Copy out all lines that carry the word "nпочек".
** BEGIN RECORDED DATA **
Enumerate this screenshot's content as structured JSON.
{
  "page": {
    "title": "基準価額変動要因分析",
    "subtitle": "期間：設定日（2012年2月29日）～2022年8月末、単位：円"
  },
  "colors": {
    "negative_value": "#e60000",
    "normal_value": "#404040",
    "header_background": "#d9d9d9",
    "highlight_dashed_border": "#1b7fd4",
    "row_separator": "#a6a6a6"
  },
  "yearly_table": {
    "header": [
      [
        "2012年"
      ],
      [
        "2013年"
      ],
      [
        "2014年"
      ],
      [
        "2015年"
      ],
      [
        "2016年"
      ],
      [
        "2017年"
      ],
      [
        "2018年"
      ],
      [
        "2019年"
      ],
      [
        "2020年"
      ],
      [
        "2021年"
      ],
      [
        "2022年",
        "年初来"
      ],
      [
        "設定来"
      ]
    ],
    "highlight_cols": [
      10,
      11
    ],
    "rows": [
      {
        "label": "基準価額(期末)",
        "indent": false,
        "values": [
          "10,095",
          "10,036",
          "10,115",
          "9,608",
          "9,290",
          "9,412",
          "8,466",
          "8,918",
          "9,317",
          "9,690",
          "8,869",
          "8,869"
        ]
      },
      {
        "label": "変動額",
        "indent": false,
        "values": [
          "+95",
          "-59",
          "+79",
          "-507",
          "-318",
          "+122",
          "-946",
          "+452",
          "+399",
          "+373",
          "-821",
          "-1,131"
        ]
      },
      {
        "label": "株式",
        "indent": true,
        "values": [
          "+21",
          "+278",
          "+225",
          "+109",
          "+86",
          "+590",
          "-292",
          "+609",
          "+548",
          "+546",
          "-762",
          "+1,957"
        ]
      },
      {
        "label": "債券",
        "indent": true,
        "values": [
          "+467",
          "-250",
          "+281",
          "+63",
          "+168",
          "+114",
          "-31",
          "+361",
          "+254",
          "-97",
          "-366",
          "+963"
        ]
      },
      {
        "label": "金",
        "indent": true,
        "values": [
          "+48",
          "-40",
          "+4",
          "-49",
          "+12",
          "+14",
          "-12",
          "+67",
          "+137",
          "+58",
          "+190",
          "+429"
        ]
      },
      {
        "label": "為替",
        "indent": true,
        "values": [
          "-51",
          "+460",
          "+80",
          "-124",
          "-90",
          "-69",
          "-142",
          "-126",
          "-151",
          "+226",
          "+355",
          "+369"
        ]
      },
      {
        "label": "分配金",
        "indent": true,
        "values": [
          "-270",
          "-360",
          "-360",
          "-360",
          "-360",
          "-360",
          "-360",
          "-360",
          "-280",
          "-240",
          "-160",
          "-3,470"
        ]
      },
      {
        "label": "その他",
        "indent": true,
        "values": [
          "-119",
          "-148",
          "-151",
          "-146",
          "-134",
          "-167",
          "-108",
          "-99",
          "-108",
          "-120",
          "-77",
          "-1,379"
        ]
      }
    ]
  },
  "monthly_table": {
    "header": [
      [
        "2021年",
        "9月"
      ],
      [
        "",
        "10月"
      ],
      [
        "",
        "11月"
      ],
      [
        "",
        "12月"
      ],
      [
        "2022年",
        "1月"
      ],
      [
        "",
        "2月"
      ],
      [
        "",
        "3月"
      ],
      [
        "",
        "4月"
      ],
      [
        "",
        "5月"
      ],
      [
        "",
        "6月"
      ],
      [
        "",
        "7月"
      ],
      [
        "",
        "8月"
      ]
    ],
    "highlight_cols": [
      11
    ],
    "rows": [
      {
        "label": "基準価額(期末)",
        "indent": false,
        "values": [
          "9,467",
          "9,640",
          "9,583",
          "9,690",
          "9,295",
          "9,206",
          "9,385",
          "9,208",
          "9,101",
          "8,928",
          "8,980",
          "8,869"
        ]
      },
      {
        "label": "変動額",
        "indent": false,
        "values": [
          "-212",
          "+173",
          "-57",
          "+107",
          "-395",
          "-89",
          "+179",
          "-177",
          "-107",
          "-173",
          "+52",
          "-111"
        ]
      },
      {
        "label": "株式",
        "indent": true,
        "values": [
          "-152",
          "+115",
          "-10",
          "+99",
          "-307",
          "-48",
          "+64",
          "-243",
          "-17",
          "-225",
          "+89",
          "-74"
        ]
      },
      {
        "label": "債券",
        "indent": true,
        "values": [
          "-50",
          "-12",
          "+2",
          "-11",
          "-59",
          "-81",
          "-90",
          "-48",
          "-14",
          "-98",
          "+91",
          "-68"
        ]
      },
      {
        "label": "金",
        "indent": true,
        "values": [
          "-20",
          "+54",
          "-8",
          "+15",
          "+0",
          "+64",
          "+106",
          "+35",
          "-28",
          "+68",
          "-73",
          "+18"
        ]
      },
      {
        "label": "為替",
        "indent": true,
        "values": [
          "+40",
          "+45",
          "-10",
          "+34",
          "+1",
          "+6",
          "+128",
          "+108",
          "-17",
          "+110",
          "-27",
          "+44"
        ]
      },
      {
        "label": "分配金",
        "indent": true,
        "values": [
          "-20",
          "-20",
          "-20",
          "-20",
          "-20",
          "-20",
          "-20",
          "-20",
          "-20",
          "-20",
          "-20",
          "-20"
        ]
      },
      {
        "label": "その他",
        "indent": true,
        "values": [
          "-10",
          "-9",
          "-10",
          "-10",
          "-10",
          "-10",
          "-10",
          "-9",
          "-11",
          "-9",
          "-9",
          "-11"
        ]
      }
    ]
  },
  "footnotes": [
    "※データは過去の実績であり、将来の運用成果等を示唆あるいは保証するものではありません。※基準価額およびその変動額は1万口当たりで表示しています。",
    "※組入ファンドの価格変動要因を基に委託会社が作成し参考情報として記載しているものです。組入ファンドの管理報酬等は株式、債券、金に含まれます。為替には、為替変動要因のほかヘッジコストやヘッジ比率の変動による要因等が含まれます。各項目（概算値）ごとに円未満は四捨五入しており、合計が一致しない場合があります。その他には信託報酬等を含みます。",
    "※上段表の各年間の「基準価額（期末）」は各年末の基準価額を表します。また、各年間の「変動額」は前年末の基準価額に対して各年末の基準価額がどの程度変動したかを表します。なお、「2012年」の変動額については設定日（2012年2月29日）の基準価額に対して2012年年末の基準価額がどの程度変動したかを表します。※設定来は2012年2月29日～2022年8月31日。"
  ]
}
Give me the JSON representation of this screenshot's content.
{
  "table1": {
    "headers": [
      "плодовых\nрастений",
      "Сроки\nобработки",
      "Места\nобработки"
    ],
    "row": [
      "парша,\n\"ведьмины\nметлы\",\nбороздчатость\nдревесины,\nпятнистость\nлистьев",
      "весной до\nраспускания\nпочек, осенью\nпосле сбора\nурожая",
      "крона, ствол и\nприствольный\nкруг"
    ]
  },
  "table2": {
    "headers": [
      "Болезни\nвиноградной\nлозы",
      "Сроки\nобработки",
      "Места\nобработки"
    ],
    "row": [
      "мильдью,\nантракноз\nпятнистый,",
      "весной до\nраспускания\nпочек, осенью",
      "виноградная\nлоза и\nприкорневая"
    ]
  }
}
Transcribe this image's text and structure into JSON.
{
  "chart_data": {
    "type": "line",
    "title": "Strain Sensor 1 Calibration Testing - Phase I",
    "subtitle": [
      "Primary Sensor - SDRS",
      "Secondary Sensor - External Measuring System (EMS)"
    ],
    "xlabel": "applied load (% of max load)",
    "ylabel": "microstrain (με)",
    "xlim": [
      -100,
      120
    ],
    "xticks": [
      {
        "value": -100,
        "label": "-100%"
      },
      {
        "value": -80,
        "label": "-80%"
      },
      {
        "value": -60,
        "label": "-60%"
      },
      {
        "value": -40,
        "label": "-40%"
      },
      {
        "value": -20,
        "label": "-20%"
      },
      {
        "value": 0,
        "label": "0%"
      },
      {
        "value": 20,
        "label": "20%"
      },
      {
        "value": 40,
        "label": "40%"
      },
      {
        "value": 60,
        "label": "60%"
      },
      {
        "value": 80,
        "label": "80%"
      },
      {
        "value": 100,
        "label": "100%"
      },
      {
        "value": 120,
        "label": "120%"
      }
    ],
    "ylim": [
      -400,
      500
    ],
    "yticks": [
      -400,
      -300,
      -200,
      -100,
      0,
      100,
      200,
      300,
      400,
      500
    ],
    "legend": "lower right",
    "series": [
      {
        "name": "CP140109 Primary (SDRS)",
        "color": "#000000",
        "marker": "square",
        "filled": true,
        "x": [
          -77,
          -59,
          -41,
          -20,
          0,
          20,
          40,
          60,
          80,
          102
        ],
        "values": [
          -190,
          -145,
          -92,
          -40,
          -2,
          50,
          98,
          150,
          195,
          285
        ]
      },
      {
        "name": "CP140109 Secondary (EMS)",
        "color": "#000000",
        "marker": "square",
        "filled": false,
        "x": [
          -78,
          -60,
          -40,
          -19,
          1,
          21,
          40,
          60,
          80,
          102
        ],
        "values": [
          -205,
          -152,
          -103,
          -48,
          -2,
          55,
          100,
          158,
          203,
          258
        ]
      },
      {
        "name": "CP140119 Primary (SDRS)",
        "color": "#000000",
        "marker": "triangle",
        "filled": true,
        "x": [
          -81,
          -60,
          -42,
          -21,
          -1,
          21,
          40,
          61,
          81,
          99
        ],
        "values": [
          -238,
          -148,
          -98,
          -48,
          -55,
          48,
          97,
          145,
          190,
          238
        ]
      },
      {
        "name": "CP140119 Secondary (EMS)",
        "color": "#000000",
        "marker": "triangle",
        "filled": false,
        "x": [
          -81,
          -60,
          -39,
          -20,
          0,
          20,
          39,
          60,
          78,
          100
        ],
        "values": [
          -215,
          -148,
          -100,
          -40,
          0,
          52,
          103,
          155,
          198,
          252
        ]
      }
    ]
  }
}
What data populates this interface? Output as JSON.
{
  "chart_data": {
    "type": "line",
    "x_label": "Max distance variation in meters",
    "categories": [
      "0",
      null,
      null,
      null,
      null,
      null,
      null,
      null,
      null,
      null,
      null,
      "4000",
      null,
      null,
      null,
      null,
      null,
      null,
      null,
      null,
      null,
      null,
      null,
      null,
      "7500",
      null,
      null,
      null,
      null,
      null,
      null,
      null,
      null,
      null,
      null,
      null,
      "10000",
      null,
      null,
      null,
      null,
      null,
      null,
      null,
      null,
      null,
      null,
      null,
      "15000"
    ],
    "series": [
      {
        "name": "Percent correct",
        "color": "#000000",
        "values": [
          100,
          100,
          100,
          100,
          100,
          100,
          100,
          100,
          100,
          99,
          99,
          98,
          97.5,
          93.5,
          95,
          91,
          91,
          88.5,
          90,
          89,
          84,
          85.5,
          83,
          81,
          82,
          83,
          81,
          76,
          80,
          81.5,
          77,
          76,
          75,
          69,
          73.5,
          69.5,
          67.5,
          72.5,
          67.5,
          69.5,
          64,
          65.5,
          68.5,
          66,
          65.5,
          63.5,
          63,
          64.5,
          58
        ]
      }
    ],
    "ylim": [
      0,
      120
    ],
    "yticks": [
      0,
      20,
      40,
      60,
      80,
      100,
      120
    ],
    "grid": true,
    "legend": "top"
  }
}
** END RECORDED DATA **
CORRECT ANSWER:
      "весной до\nраспускания\nпочек, осенью\nпосле сбора\nурожая",
      "весной до\nраспускания\nпочек, осенью",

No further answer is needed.